In the copy, keep every record exact and leave out all images.

------------

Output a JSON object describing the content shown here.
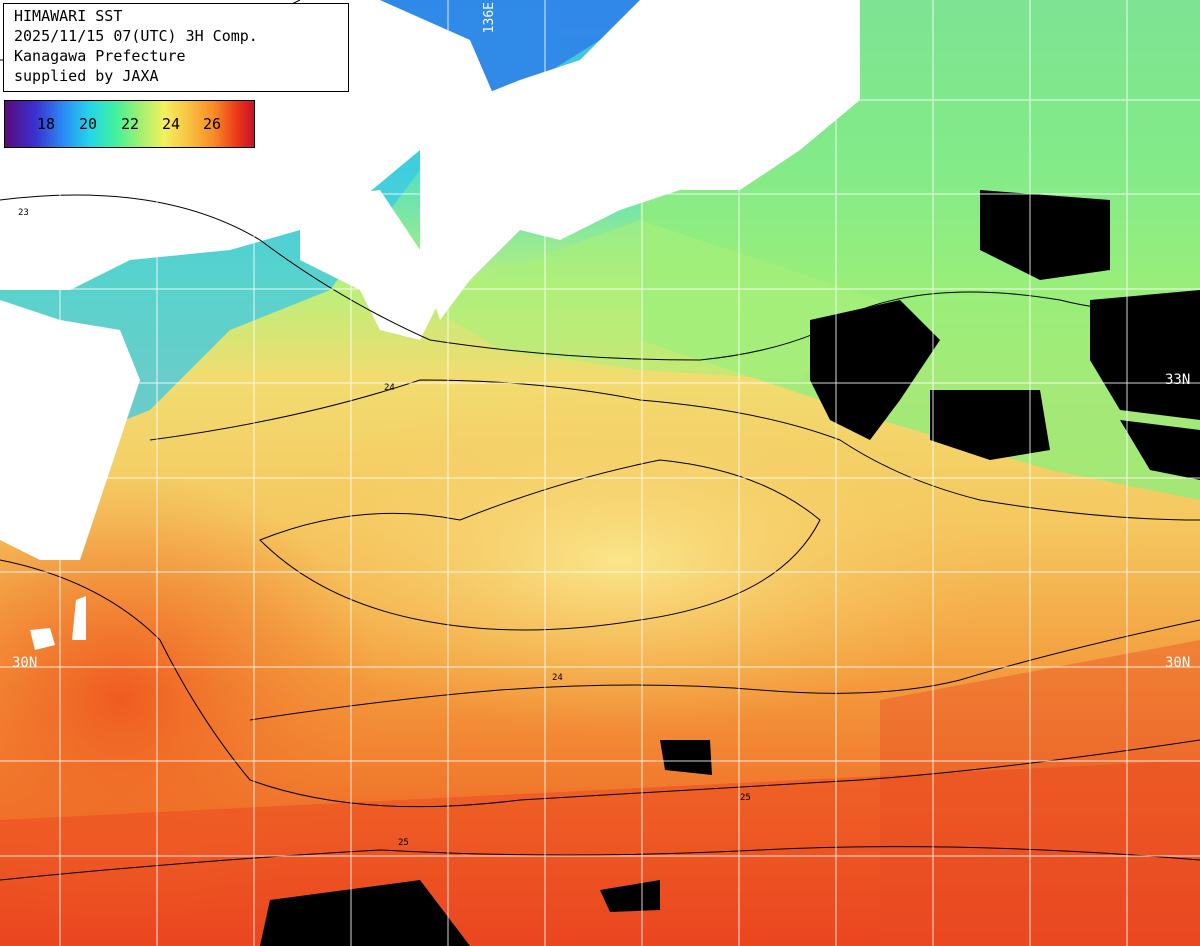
{
  "info": {
    "title": "HIMAWARI SST",
    "timestamp": "2025/11/15 07(UTC) 3H Comp.",
    "prefecture": "Kanagawa Prefecture",
    "credit": "supplied by JAXA"
  },
  "legend": {
    "ticks": [
      "18",
      "20",
      "22",
      "24",
      "26"
    ]
  },
  "graticule": {
    "lat_labels": [
      "33N",
      "30N",
      "30N"
    ],
    "lon_labels": [
      "136E"
    ]
  },
  "contour_labels": [
    "23",
    "24",
    "25"
  ],
  "colors": {
    "land": "#ffffff",
    "cloud": "#000000",
    "grid": "#ffffff",
    "contour": "#000000"
  }
}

------------

## WRITTEN SOLUTION
Output a JSON object describing the content shown here.
{
  "info": {
    "title": "HIMAWARI SST",
    "timestamp": "2025/11/15 07(UTC) 3H Comp.",
    "prefecture": "Kanagawa Prefecture",
    "credit": "supplied by JAXA"
  },
  "legend": {
    "ticks": [
      "18",
      "20",
      "22",
      "24",
      "26"
    ]
  },
  "graticule": {
    "lat_labels": [
      "33N",
      "30N",
      "30N"
    ],
    "lon_labels": [
      "136E"
    ]
  },
  "contour_labels": [
    "23",
    "24",
    "25"
  ],
  "colors": {
    "land": "#ffffff",
    "cloud": "#000000",
    "grid": "#ffffff",
    "contour": "#000000"
  }
}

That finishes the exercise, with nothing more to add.